:: Page excerpt ::

To control the degree of parallelization, specify the num_workers argument in the constructor, using one of the following values: * None: use NUM_DEFAULT_WORKERS environment variable * 0: use all available CPU cores * (any other int>0): set number of parallel workers

apply(model)
abstract applyNodeLocal(node)
class qonnx.transformation.base.Transformation

Bases: ABC

Transformation class all transformations are based on. Contains only abstract method apply() every transformation has to fill.

abstract apply(model)

qonnx.transformation.batchnorm_to_affine

class qonnx.transformation.batchnorm_to_affine.BatchNormToAffine

Bases: Transformation

Replaces any test-time BatchNorm layers with Mul-Add layers.

apply(model)

qonnx.transformation.bipolar_to_xnor

class qonnx.transformation.bipolar_to_xnor.ConvertBipolarMatMulToXnorPopcount

Bases: Transformation

Convert MatMul nodes with all-bipolar inputs to XnorPopcountMatMul and associated result correction.

apply(model)

qonnx.transformation.change_3d_tensors_to_4d

class qonnx.transformation.change_3d_tensors_to_4d.Change3DTo4DTensors

Bases: Transformation

Replaces 3D tensors with 4D tensors assuming the following format: [N, C, H] -> [N, C, H, 1]. The attributes of a (specific) set of supported nodes are changed accordingly. If the graph contains unsupported nodes, a warning is raised and the transformation is not applied.

apply(model)

qonnx.transformation.change_batchsize

class qonnx.transformation.change_batchsize.ChangeBatchSize(bsize)

Bases: Transformation

Change the batch size dimension to the given value for the entire graph by changing it for the global input/output and removing all intermediate shapes (will need a call to shape inference to restore shapes). Will attempt to handle any Reshape nodes with constant shape parameters by changing the batch size dimension value in the parameter.

apply(model: ModelWrapper)

qonnx.transformation.change_datalayout

class qonnx.transformation.change_datalayout.ChangeDataLayoutQuantAvgPool2d

Bases: Transformation

Replace QuantAvgPool2d with datalayout (N,C,H,W) with Transpose nodes and QuantAvgPool2dNHWC with datalayout (N,H,W,C)

apply(model)

qonnx.transformation.channels_last

class qonnx.transformation.channels_last.AbsorbChanFirstIntoMatMul

Bases: Transformation

Removes a transpose to channels first node if it is in front of a Flatten and MatMul (or Gemm) node.

The channels first transpose is fused into the initializer of the Quant node acting as a weight tensor for the MatMul/Gemm node. Reshape nodes with shape [1, -1] are also supported instead of Flatten nodes. Independent of whether the flattening operation was performed by a Flatten node or a Resphape node, a Flatten node will be reinserted in-front of the MatMul node.

Note: This transformation removes some of the tensor shapes on the down-stream path.

Thus running shape inference afterwards is advised.

apply(model)
class qonnx.transformation.channels_last.ConvertToChannelsLastAndClean(make_input_channels_last=False)

:: Written exercise ::
Continue the qonnx transformation reference from the point where it stops.

(Records of where elements appear on the page)

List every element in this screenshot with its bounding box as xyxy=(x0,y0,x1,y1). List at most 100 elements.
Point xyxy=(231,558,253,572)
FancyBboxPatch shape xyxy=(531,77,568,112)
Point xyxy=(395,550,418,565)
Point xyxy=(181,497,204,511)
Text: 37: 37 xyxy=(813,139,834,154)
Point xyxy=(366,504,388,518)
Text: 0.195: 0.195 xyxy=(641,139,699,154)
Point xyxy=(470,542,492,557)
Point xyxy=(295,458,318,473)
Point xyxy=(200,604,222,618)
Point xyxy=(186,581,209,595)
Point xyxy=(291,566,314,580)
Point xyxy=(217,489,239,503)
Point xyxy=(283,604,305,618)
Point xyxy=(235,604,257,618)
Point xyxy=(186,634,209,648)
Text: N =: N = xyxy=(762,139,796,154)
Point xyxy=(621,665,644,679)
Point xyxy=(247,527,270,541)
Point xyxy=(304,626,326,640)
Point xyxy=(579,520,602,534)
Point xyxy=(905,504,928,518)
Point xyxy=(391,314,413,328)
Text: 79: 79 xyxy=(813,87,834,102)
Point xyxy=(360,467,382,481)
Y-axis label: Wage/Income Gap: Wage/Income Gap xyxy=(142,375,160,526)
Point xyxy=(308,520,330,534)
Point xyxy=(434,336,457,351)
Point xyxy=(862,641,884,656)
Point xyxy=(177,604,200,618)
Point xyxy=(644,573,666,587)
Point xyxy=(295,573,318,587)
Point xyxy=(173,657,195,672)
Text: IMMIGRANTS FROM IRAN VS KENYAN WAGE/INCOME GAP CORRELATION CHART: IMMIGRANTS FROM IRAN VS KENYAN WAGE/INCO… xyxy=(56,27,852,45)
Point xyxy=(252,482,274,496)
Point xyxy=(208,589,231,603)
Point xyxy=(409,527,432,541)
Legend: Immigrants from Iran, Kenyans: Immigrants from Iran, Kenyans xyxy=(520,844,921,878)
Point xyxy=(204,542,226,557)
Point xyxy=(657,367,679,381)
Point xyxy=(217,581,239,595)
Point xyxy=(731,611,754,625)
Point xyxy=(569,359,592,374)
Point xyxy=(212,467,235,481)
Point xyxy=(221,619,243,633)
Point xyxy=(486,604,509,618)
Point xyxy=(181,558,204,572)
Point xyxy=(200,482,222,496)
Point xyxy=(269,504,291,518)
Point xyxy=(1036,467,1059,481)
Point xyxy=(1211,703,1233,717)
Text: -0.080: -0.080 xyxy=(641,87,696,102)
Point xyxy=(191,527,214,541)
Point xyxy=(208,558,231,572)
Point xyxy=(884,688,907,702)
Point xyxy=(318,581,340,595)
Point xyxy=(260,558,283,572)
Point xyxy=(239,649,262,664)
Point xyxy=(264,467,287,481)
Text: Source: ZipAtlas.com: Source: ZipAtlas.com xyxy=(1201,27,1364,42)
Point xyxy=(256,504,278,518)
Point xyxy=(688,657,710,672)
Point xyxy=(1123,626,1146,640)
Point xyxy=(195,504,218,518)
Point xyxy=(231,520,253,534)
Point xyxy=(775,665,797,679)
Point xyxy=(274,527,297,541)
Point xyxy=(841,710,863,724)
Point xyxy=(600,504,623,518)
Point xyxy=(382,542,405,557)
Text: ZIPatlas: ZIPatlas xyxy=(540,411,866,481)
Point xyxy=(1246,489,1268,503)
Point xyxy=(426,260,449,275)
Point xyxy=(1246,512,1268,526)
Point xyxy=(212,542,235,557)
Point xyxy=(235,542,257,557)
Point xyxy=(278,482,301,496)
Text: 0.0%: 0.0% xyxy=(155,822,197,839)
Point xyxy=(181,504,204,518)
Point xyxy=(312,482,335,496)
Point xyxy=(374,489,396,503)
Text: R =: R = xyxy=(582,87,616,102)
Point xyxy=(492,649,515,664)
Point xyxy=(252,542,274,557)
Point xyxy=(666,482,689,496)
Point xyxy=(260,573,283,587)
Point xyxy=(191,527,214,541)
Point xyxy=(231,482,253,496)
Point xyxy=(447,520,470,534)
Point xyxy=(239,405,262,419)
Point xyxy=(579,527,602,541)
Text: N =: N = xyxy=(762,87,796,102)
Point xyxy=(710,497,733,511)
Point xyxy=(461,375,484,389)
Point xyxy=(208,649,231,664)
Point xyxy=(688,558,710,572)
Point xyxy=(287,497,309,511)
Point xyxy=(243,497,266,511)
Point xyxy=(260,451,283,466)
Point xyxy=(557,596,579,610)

:: Answer to this task ::
Bases: Transformation

Converts data layout dependent nodes to ChannelsLast nodes and inserts transformations. Then it tries to eliminate as many transformations as possible and moves the still existing ones as far upstream as possible.

Parameters:

make_input_channels_last (bool) – Also makes the input of the network channels last, otherwise a transpose node will be left at the beginning of the network. Defaults to False

apply(model)
class qonnx.transformation.channels_last.InsertChannelsLastDomainsAndTrafos

Bases: Transformation

Inserts ChannelsLast domain, where required and also inserts required transposes.

apply(model)
class qonnx.transformation.channels_last.MoveChanFirstDownstream

Bases: Transformation

Moves channel first transformations further downstream.

apply(model)
class qonnx.transformation.channels_last.MoveChanLastUpstream

Bases: Transformation

Moves channel last transformations further upstream.

apply(model)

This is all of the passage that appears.